:: DIRECTION ::
Count lines holding the string "JSON" in the data that follows. Reply with one number only.

= = = = =

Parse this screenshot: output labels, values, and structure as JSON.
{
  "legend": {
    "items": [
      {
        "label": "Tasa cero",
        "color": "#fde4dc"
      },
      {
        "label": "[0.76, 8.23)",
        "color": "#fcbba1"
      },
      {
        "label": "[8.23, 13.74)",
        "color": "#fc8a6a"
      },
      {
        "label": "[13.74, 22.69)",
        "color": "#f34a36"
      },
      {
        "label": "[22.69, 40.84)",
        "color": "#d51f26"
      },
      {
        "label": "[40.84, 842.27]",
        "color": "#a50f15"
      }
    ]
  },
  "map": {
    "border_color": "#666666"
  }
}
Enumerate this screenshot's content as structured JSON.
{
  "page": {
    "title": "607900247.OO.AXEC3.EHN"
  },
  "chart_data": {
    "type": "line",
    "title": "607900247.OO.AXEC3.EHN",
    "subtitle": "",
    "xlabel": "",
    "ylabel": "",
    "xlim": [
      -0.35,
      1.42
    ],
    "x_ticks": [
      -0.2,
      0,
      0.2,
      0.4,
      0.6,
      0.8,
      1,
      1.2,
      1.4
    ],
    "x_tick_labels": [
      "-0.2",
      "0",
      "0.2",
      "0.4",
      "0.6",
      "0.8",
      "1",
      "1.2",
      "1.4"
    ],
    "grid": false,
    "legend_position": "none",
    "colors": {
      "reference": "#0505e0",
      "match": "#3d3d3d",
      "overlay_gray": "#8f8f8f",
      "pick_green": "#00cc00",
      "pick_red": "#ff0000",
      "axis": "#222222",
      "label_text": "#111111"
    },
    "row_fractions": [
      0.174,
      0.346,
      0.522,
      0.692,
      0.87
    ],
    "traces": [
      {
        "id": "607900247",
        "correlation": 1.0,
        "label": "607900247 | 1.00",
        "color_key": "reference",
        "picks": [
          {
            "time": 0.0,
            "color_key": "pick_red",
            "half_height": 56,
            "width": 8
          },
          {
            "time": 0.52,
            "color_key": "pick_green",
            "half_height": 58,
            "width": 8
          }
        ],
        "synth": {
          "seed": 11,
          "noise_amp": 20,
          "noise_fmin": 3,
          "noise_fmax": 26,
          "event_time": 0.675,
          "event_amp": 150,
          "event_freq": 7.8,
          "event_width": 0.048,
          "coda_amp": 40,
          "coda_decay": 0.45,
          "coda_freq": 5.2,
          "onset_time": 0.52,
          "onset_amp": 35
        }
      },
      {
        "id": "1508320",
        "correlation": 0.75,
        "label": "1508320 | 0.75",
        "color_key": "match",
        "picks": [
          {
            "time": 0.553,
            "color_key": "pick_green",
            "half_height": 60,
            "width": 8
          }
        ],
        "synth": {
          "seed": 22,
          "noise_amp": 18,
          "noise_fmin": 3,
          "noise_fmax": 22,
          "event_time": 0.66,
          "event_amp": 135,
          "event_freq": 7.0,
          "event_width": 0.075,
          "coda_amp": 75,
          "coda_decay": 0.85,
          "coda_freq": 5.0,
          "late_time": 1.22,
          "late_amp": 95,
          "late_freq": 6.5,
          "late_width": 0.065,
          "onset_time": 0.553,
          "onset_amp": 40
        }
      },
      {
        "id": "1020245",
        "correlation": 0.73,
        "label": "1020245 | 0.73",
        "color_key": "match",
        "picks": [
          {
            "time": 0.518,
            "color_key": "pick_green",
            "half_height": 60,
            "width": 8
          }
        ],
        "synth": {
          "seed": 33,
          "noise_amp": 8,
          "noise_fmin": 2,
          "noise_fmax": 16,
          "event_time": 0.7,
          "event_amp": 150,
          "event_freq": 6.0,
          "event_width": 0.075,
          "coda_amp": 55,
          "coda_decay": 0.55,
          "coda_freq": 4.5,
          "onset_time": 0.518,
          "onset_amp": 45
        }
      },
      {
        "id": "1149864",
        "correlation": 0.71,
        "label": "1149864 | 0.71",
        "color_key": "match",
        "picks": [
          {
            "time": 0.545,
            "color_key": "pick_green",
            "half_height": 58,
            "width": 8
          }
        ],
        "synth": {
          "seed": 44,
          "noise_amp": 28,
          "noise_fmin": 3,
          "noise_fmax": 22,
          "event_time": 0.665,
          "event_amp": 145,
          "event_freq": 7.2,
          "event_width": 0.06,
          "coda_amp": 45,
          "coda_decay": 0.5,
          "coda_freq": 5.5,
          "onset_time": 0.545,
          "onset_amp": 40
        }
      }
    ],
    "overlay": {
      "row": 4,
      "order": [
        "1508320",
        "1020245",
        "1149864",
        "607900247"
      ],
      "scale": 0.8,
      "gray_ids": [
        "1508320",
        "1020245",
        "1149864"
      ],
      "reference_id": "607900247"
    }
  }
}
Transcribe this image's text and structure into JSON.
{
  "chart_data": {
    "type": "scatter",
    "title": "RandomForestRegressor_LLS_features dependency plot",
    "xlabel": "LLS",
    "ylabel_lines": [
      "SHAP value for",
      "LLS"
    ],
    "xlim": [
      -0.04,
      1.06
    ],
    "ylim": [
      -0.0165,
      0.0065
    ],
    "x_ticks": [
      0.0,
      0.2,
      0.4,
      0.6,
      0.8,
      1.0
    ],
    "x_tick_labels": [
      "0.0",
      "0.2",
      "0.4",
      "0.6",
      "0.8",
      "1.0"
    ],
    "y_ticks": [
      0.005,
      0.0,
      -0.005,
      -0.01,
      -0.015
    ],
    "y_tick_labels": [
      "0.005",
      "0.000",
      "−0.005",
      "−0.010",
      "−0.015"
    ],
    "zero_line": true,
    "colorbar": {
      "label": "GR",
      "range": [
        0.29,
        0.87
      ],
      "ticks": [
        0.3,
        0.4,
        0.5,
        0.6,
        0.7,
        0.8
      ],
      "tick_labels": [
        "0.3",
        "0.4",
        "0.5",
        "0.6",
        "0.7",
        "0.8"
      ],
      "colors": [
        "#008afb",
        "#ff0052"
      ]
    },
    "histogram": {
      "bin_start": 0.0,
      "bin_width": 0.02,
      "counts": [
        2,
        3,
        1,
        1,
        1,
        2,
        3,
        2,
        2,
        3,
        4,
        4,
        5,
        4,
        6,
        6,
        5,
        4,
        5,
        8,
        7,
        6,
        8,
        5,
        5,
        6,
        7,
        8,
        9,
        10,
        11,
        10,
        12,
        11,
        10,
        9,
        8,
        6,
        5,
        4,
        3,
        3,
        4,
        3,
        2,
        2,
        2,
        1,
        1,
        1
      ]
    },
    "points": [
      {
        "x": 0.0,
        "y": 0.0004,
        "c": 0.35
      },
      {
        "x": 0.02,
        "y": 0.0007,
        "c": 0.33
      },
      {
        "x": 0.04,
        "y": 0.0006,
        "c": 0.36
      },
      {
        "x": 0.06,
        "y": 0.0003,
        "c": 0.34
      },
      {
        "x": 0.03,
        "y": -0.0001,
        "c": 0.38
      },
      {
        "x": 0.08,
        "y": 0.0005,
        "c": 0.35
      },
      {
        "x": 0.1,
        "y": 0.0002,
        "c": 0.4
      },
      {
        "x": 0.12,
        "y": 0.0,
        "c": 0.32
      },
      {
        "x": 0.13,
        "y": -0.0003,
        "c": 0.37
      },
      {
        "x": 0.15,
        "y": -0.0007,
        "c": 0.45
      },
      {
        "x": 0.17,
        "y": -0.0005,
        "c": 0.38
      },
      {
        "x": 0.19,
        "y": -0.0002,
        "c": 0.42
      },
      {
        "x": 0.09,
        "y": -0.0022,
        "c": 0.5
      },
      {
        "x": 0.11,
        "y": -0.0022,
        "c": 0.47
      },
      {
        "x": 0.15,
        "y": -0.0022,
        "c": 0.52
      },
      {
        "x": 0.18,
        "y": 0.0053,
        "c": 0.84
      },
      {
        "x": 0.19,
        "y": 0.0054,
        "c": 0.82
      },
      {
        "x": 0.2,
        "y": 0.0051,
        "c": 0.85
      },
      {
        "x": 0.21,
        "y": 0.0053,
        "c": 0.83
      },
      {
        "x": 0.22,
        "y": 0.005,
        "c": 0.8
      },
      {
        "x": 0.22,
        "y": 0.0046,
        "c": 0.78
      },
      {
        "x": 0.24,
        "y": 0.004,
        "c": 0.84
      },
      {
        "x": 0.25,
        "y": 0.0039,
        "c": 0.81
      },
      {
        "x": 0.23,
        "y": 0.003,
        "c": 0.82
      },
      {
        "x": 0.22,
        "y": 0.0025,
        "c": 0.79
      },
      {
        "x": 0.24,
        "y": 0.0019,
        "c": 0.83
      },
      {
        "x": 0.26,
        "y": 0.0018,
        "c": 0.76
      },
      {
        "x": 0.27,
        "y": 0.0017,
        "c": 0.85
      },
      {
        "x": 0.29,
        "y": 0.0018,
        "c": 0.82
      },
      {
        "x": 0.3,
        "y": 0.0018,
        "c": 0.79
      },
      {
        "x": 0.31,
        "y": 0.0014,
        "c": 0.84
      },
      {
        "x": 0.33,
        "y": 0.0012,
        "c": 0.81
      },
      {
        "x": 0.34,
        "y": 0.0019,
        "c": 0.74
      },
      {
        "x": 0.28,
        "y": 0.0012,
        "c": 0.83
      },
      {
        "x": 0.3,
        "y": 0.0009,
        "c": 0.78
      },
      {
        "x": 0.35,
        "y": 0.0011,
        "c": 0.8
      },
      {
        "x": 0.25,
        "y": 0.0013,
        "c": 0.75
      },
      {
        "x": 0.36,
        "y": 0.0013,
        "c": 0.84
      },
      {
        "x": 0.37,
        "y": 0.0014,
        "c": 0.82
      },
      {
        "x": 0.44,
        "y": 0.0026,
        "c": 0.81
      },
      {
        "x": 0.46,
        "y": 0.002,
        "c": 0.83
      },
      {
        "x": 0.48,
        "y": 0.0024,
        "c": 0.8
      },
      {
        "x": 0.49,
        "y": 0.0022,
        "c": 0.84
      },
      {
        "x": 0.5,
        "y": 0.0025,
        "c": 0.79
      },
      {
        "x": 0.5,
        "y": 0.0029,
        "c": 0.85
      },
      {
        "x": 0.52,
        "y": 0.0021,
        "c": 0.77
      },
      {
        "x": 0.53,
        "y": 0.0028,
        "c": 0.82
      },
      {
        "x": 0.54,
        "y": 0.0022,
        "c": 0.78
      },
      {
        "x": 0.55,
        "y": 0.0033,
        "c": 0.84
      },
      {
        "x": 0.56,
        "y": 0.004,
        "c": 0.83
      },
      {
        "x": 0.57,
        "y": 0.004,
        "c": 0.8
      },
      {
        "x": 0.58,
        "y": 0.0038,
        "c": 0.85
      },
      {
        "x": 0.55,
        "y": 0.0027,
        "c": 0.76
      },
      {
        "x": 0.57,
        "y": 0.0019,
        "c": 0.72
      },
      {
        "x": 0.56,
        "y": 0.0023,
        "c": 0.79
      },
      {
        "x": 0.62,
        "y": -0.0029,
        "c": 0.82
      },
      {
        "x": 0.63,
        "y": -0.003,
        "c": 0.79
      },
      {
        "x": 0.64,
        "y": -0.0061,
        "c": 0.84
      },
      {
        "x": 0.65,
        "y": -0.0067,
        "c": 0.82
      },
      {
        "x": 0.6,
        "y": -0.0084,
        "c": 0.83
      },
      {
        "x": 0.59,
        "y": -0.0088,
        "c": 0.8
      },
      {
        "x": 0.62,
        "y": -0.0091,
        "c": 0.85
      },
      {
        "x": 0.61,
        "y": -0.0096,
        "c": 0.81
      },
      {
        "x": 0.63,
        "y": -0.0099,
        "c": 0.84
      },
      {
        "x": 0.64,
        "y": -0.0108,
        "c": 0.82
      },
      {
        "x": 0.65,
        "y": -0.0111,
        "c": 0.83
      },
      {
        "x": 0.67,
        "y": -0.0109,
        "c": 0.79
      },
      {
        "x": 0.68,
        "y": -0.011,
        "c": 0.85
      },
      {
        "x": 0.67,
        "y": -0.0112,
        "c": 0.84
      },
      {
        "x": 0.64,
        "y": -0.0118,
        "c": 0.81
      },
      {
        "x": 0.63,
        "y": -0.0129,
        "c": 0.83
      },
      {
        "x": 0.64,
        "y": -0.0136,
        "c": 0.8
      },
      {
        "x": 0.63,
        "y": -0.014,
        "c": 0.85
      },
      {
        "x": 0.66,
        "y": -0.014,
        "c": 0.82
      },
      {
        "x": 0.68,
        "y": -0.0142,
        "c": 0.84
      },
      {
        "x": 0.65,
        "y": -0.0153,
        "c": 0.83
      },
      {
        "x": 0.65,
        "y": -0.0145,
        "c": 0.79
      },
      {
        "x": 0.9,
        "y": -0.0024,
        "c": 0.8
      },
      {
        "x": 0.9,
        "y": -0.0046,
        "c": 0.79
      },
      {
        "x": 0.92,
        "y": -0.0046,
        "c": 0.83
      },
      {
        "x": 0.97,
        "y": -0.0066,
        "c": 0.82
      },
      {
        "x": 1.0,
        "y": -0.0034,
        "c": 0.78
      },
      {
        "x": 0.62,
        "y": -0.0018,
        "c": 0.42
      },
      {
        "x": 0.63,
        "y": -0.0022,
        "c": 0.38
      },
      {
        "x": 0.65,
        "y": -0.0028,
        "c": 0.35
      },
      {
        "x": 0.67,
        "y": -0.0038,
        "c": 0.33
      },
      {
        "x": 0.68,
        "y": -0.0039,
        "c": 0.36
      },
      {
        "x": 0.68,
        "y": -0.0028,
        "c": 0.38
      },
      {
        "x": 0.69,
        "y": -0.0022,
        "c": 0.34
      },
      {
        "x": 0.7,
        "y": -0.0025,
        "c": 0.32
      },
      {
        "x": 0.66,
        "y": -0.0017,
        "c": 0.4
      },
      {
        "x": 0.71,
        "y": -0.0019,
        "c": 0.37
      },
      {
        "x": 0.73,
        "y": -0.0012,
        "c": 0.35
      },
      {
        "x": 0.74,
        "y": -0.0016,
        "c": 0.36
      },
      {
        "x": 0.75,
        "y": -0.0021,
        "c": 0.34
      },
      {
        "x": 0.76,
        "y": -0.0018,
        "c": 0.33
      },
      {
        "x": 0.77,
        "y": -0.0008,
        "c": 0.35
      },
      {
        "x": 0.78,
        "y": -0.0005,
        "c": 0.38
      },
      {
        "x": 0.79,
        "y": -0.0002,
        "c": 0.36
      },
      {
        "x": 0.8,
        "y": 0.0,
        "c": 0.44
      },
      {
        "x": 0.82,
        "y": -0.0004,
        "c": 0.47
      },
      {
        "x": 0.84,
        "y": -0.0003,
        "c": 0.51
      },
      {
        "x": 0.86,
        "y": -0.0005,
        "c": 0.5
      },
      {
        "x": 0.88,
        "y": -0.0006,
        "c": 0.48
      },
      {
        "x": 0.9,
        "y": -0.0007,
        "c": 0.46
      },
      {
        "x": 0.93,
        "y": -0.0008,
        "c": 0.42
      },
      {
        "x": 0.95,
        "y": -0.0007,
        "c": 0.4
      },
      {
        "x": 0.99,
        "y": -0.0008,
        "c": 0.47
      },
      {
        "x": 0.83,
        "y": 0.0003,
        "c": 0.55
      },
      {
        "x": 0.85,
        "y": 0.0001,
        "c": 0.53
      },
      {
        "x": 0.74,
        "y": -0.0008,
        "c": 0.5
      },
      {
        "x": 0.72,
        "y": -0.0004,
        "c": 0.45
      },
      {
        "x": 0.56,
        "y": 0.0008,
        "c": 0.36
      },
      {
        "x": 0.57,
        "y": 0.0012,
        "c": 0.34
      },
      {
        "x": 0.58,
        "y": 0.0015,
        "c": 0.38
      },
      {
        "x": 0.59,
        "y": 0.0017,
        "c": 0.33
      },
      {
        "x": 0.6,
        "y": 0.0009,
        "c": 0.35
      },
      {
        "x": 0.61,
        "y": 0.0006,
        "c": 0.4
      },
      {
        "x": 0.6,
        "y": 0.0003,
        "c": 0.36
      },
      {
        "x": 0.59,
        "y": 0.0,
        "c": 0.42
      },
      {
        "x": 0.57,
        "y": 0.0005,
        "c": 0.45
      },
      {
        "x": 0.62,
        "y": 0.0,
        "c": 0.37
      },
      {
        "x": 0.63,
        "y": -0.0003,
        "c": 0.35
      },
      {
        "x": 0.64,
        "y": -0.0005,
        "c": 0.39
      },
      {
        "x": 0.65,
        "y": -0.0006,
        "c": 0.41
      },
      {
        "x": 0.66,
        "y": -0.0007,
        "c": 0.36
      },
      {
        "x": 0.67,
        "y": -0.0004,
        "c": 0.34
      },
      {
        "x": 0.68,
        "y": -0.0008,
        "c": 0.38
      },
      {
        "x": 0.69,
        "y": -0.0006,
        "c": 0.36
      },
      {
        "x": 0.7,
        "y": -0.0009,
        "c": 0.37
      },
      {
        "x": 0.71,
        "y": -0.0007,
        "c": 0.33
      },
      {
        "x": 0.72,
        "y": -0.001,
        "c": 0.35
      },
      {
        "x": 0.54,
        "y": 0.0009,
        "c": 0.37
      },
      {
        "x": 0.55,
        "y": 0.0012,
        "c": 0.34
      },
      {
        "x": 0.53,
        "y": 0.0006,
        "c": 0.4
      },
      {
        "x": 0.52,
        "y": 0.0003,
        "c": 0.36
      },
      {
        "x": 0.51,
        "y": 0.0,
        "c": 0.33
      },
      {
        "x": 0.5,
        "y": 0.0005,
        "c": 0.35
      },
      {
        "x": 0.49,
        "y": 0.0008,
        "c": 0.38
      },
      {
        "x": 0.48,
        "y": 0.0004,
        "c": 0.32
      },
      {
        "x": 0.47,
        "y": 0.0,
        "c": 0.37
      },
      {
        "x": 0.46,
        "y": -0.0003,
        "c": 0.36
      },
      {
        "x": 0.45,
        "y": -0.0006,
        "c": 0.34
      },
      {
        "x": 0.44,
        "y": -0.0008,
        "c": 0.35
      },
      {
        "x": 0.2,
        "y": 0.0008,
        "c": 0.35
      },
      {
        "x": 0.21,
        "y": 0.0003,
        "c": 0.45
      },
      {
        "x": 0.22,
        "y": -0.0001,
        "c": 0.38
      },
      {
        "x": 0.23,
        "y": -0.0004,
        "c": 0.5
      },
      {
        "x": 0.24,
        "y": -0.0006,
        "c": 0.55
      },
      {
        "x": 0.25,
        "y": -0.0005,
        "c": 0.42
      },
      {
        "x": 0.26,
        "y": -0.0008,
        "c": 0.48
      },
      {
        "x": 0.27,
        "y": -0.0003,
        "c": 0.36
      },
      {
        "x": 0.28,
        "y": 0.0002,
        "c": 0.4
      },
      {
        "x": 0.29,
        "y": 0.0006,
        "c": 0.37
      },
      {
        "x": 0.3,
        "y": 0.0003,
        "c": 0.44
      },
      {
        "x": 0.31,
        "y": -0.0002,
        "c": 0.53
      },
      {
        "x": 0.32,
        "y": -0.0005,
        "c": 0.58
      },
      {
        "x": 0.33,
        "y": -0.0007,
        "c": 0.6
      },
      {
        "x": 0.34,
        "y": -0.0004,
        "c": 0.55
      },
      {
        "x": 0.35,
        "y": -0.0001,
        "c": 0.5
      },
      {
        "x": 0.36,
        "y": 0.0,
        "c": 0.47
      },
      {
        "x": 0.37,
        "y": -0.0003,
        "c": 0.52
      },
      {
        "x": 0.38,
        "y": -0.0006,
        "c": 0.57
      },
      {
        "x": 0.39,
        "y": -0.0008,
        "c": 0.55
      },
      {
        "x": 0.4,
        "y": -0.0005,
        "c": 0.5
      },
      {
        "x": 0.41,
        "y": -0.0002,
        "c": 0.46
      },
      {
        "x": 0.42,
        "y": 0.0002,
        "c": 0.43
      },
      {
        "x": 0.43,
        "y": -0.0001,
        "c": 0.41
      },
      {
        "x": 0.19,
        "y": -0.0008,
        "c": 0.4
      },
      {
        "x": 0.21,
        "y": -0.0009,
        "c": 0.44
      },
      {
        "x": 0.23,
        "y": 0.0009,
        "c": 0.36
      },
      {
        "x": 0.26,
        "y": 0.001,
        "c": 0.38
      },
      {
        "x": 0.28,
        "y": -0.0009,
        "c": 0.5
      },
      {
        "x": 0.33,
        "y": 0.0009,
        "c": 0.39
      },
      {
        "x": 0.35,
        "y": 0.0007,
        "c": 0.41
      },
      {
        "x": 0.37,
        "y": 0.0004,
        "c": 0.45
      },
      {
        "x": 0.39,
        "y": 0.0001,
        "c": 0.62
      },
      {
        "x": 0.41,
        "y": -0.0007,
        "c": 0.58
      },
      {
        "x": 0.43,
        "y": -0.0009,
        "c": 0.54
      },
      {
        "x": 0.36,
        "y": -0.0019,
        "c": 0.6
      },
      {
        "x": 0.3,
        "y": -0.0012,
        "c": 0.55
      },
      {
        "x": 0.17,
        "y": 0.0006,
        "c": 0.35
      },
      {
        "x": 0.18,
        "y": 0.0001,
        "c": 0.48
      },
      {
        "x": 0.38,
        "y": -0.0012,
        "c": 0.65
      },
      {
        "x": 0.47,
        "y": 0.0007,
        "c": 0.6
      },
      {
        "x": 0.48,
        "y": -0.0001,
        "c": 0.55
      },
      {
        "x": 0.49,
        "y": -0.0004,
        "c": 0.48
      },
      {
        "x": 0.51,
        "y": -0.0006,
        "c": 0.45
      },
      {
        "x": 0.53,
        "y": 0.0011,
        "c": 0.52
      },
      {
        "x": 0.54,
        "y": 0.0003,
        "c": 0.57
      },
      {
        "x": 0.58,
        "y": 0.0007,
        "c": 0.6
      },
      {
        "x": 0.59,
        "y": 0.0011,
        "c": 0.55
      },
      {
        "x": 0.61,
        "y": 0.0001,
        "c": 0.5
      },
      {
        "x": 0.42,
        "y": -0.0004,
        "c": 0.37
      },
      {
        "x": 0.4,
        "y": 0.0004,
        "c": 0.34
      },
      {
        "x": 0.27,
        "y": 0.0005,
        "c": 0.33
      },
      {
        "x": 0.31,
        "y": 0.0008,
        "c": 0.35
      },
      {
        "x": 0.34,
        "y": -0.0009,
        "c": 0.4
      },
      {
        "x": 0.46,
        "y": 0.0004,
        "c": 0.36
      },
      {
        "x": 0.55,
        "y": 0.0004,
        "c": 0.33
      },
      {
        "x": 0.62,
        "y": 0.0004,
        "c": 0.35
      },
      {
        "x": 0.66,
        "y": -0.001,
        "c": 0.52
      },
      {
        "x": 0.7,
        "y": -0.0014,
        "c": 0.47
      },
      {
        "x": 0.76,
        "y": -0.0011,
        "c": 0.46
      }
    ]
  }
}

= = = = =

:: ANSWER TO THE PROBLEM ::
3